>> Begin
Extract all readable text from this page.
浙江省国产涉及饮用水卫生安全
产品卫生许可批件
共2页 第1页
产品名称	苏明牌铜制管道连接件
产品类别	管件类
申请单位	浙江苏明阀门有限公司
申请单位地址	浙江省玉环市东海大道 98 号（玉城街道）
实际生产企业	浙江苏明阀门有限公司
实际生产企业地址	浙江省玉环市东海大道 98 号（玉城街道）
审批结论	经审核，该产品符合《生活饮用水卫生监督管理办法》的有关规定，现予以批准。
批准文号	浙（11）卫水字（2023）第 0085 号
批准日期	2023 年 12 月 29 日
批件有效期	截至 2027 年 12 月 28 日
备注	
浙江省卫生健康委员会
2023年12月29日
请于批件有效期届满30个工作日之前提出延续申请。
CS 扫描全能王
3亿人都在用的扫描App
>> End
What to do
Copy out each line exactly.

Written response
Extract all readable text from this page.
浙江省国产涉及饮用水卫生安全
产品卫生许可批件
共2页 第1页
产品名称	苏明牌铜制管道连接件
产品类别	管件类
申请单位	浙江苏明阀门有限公司
申请单位地址	浙江省玉环市东海大道 98 号（玉城街道）
实际生产企业	浙江苏明阀门有限公司
实际生产企业地址	浙江省玉环市东海大道 98 号（玉城街道）
审批结论	经审核，该产品符合《生活饮用水卫生监督管理办法》的有关规定，现予以批准。
批准文号	浙（11）卫水字（2023）第 0085 号
批准日期	2023 年 12 月 29 日
批件有效期	截至 2027 年 12 月 28 日
备注	
浙江省卫生健康委员会
2023年12月29日
请于批件有效期届满30个工作日之前提出延续申请。
CS 扫描全能王
3亿人都在用的扫描App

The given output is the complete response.